**WORK TO DO:**
Each entry needs to be restated exactly as written.

(Records from a collection)

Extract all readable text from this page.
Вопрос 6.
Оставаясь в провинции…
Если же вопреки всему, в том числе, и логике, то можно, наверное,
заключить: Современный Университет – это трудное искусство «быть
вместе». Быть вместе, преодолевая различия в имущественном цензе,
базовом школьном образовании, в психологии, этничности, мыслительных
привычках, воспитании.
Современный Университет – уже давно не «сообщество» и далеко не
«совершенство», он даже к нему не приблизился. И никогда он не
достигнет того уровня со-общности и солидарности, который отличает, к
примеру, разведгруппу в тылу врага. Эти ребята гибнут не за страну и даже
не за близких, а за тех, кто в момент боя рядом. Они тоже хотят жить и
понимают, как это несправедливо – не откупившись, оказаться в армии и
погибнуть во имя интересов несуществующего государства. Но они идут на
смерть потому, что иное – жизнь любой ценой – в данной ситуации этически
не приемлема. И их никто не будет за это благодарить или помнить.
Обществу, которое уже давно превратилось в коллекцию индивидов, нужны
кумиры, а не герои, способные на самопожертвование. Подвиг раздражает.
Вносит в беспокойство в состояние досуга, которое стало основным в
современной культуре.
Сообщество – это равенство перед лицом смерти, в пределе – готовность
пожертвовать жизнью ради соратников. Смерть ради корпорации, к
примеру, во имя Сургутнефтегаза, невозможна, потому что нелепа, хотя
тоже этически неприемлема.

**TASK RESPONSE:**
Extract all readable text from this page.
Вопрос 6.
Оставаясь в провинции…
Если же вопреки всему, в том числе, и логике, то можно, наверное,
заключить: Современный Университет – это трудное искусство «быть
вместе». Быть вместе, преодолевая различия в имущественном цензе,
базовом школьном образовании, в психологии, этничности, мыслительных
привычках, воспитании.
Современный Университет – уже давно не «сообщество» и далеко не
«совершенство», он даже к нему не приблизился. И никогда он не
достигнет того уровня со-общности и солидарности, который отличает, к
примеру, разведгруппу в тылу врага. Эти ребята гибнут не за страну и даже
не за близких, а за тех, кто в момент боя рядом. Они тоже хотят жить и
понимают, как это несправедливо – не откупившись, оказаться в армии и
погибнуть во имя интересов несуществующего государства. Но они идут на
смерть потому, что иное – жизнь любой ценой – в данной ситуации этически
не приемлема. И их никто не будет за это благодарить или помнить.
Обществу, которое уже давно превратилось в коллекцию индивидов, нужны
кумиры, а не герои, способные на самопожертвование. Подвиг раздражает.
Вносит в беспокойство в состояние досуга, которое стало основным в
современной культуре.
Сообщество – это равенство перед лицом смерти, в пределе – готовность
пожертвовать жизнью ради соратников. Смерть ради корпорации, к
примеру, во имя Сургутнефтегаза, невозможна, потому что нелепа, хотя
тоже этически неприемлема.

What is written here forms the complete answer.